* Supplied records:
----------------
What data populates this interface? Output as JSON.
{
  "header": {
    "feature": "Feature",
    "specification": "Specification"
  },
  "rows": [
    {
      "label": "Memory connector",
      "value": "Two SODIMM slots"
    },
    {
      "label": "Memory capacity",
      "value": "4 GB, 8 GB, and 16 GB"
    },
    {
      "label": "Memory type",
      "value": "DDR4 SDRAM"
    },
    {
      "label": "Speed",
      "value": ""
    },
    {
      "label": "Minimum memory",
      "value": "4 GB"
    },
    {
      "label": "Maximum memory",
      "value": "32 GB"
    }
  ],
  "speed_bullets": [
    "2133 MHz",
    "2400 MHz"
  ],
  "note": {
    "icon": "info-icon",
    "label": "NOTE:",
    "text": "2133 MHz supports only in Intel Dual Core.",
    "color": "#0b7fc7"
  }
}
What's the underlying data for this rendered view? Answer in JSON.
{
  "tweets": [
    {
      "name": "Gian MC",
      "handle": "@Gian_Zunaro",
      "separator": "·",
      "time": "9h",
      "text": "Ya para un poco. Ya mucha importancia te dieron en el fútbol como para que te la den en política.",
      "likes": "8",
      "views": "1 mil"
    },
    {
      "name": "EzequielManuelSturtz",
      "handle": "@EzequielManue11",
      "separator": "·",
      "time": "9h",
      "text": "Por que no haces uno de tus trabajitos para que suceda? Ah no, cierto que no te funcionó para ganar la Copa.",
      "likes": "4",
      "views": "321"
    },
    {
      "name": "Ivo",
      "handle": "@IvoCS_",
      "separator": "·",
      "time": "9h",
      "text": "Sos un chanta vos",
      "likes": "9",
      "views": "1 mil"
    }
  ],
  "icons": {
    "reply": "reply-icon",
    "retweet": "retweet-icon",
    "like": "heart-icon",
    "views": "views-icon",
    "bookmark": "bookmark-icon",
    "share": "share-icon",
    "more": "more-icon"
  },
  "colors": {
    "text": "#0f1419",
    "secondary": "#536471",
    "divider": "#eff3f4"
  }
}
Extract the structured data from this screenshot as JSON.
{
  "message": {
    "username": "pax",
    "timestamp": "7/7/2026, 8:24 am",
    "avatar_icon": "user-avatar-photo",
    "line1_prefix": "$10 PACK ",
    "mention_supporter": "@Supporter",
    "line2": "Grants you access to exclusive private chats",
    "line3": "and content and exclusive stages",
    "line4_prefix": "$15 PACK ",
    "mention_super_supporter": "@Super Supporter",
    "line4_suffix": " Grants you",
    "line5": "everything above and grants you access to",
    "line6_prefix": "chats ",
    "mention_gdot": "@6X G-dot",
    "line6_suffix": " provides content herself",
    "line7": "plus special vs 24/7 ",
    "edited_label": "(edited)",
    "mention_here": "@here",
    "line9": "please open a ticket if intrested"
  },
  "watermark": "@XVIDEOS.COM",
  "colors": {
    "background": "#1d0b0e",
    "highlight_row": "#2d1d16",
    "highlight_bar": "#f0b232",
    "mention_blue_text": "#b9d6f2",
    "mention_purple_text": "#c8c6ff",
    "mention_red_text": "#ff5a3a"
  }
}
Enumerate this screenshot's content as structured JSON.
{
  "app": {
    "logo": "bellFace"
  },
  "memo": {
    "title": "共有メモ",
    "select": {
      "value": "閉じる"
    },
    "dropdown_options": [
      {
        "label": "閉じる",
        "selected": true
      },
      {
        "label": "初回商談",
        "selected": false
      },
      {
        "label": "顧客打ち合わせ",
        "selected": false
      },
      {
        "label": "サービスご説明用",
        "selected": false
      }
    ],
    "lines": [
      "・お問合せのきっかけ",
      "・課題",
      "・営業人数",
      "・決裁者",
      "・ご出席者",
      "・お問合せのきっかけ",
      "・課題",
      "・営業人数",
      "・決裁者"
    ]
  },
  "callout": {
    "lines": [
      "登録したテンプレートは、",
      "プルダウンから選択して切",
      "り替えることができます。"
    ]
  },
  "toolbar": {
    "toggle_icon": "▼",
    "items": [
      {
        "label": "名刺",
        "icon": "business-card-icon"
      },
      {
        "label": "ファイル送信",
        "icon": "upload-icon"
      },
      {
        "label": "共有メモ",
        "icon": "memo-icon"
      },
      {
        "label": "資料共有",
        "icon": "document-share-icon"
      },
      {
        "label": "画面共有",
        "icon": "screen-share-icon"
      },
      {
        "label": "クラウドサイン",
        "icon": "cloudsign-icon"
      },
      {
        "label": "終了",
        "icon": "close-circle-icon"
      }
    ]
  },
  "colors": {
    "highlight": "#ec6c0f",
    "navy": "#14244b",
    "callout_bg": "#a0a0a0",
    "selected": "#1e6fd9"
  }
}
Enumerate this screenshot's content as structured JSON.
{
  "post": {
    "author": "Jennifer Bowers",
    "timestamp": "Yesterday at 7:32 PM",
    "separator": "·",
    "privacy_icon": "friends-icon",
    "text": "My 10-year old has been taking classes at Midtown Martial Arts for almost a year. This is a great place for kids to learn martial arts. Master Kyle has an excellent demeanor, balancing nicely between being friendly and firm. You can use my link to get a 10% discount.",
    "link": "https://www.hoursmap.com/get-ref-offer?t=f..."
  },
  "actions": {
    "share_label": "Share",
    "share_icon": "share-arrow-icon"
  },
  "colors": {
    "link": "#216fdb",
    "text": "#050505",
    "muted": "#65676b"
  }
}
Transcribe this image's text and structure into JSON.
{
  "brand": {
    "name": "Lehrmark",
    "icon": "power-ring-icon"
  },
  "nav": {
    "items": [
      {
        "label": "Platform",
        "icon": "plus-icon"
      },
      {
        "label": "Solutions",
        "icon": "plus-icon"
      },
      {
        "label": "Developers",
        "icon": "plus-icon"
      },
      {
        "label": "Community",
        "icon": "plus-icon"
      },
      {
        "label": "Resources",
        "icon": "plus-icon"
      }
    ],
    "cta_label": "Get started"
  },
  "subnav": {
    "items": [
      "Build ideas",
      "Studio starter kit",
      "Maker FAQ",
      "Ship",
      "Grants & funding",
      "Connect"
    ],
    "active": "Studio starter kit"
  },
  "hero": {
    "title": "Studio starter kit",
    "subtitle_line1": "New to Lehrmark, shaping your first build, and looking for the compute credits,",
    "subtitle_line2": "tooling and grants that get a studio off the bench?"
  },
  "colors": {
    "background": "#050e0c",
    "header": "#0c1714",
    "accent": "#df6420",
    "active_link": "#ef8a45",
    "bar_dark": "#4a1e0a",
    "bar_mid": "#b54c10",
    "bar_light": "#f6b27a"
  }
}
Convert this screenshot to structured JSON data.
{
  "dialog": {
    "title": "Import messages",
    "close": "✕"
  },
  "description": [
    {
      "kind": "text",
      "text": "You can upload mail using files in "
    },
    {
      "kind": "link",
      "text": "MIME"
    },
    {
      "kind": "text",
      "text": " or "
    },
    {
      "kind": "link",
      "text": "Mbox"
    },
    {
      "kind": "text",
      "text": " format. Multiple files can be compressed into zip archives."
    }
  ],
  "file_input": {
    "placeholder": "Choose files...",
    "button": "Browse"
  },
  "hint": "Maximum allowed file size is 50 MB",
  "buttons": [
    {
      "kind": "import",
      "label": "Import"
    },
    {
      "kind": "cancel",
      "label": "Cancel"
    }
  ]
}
----------------
* What is being asked: Reproduce each line of the material above precisely.

* Solved exercise:
What data populates this interface? Output as JSON.
{
  "header": {
    "feature": "Feature",
    "specification": "Specification"
  },
  "rows": [
    {
      "label": "Memory connector",
      "value": "Two SODIMM slots"
    },
    {
      "label": "Memory capacity",
      "value": "4 GB, 8 GB, and 16 GB"
    },
    {
      "label": "Memory type",
      "value": "DDR4 SDRAM"
    },
    {
      "label": "Speed",
      "value": ""
    },
    {
      "label": "Minimum memory",
      "value": "4 GB"
    },
    {
      "label": "Maximum memory",
      "value": "32 GB"
    }
  ],
  "speed_bullets": [
    "2133 MHz",
    "2400 MHz"
  ],
  "note": {
    "icon": "info-icon",
    "label": "NOTE:",
    "text": "2133 MHz supports only in Intel Dual Core.",
    "color": "#0b7fc7"
  }
}
What's the underlying data for this rendered view? Answer in JSON.
{
  "tweets": [
    {
      "name": "Gian MC",
      "handle": "@Gian_Zunaro",
      "separator": "·",
      "time": "9h",
      "text": "Ya para un poco. Ya mucha importancia te dieron en el fútbol como para que te la den en política.",
      "likes": "8",
      "views": "1 mil"
    },
    {
      "name": "EzequielManuelSturtz",
      "handle": "@EzequielManue11",
      "separator": "·",
      "time": "9h",
      "text": "Por que no haces uno de tus trabajitos para que suceda? Ah no, cierto que no te funcionó para ganar la Copa.",
      "likes": "4",
      "views": "321"
    },
    {
      "name": "Ivo",
      "handle": "@IvoCS_",
      "separator": "·",
      "time": "9h",
      "text": "Sos un chanta vos",
      "likes": "9",
      "views": "1 mil"
    }
  ],
  "icons": {
    "reply": "reply-icon",
    "retweet": "retweet-icon",
    "like": "heart-icon",
    "views": "views-icon",
    "bookmark": "bookmark-icon",
    "share": "share-icon",
    "more": "more-icon"
  },
  "colors": {
    "text": "#0f1419",
    "secondary": "#536471",
    "divider": "#eff3f4"
  }
}
Extract the structured data from this screenshot as JSON.
{
  "message": {
    "username": "pax",
    "timestamp": "7/7/2026, 8:24 am",
    "avatar_icon": "user-avatar-photo",
    "line1_prefix": "$10 PACK ",
    "mention_supporter": "@Supporter",
    "line2": "Grants you access to exclusive private chats",
    "line3": "and content and exclusive stages",
    "line4_prefix": "$15 PACK ",
    "mention_super_supporter": "@Super Supporter",
    "line4_suffix": " Grants you",
    "line5": "everything above and grants you access to",
    "line6_prefix": "chats ",
    "mention_gdot": "@6X G-dot",
    "line6_suffix": " provides content herself",
    "line7": "plus special vs 24/7 ",
    "edited_label": "(edited)",
    "mention_here": "@here",
    "line9": "please open a ticket if intrested"
  },
  "watermark": "@XVIDEOS.COM",
  "colors": {
    "background": "#1d0b0e",
    "highlight_row": "#2d1d16",
    "highlight_bar": "#f0b232",
    "mention_blue_text": "#b9d6f2",
    "mention_purple_text": "#c8c6ff",
    "mention_red_text": "#ff5a3a"
  }
}
Enumerate this screenshot's content as structured JSON.
{
  "app": {
    "logo": "bellFace"
  },
  "memo": {
    "title": "共有メモ",
    "select": {
      "value": "閉じる"
    },
    "dropdown_options": [
      {
        "label": "閉じる",
        "selected": true
      },
      {
        "label": "初回商談",
        "selected": false
      },
      {
        "label": "顧客打ち合わせ",
        "selected": false
      },
      {
        "label": "サービスご説明用",
        "selected": false
      }
    ],
    "lines": [
      "・お問合せのきっかけ",
      "・課題",
      "・営業人数",
      "・決裁者",
      "・ご出席者",
      "・お問合せのきっかけ",
      "・課題",
      "・営業人数",
      "・決裁者"
    ]
  },
  "callout": {
    "lines": [
      "登録したテンプレートは、",
      "プルダウンから選択して切",
      "り替えることができます。"
    ]
  },
  "toolbar": {
    "toggle_icon": "▼",
    "items": [
      {
        "label": "名刺",
        "icon": "business-card-icon"
      },
      {
        "label": "ファイル送信",
        "icon": "upload-icon"
      },
      {
        "label": "共有メモ",
        "icon": "memo-icon"
      },
      {
        "label": "資料共有",
        "icon": "document-share-icon"
      },
      {
        "label": "画面共有",
        "icon": "screen-share-icon"
      },
      {
        "label": "クラウドサイン",
        "icon": "cloudsign-icon"
      },
      {
        "label": "終了",
        "icon": "close-circle-icon"
      }
    ]
  },
  "colors": {
    "highlight": "#ec6c0f",
    "navy": "#14244b",
    "callout_bg": "#a0a0a0",
    "selected": "#1e6fd9"
  }
}
Enumerate this screenshot's content as structured JSON.
{
  "post": {
    "author": "Jennifer Bowers",
    "timestamp": "Yesterday at 7:32 PM",
    "separator": "·",
    "privacy_icon": "friends-icon",
    "text": "My 10-year old has been taking classes at Midtown Martial Arts for almost a year. This is a great place for kids to learn martial arts. Master Kyle has an excellent demeanor, balancing nicely between being friendly and firm. You can use my link to get a 10% discount.",
    "link": "https://www.hoursmap.com/get-ref-offer?t=f..."
  },
  "actions": {
    "share_label": "Share",
    "share_icon": "share-arrow-icon"
  },
  "colors": {
    "link": "#216fdb",
    "text": "#050505",
    "muted": "#65676b"
  }
}
Transcribe this image's text and structure into JSON.
{
  "brand": {
    "name": "Lehrmark",
    "icon": "power-ring-icon"
  },
  "nav": {
    "items": [
      {
        "label": "Platform",
        "icon": "plus-icon"
      },
      {
        "label": "Solutions",
        "icon": "plus-icon"
      },
      {
        "label": "Developers",
        "icon": "plus-icon"
      },
      {
        "label": "Community",
        "icon": "plus-icon"
      },
      {
        "label": "Resources",
        "icon": "plus-icon"
      }
    ],
    "cta_label": "Get started"
  },
  "subnav": {
    "items": [
      "Build ideas",
      "Studio starter kit",
      "Maker FAQ",
      "Ship",
      "Grants & funding",
      "Connect"
    ],
    "active": "Studio starter kit"
  },
  "hero": {
    "title": "Studio starter kit",
    "subtitle_line1": "New to Lehrmark, shaping your first build, and looking for the compute credits,",
    "subtitle_line2": "tooling and grants that get a studio off the bench?"
  },
  "colors": {
    "background": "#050e0c",
    "header": "#0c1714",
    "accent": "#df6420",
    "active_link": "#ef8a45",
    "bar_dark": "#4a1e0a",
    "bar_mid": "#b54c10",
    "bar_light": "#f6b27a"
  }
}
Convert this screenshot to structured JSON data.
{
  "dialog": {
    "title": "Import messages",
    "close": "✕"
  },
  "description": [
    {
      "kind": "text",
      "text": "You can upload mail using files in "
    },
    {
      "kind": "link",
      "text": "MIME"
    },
    {
      "kind": "text",
      "text": " or "
    },
    {
      "kind": "link",
      "text": "Mbox"
    },
    {
      "kind": "text",
      "text": " format. Multiple files can be compressed into zip archives."
    }
  ],
  "file_input": {
    "placeholder": "Choose files...",
    "button": "Browse"
  },
  "hint": "Maximum allowed file size is 50 MB",
  "buttons": [
    {
      "kind": "import",
      "label": "Import"
    },
    {
      "kind": "cancel",
      "label": "Cancel"
    }
  ]
}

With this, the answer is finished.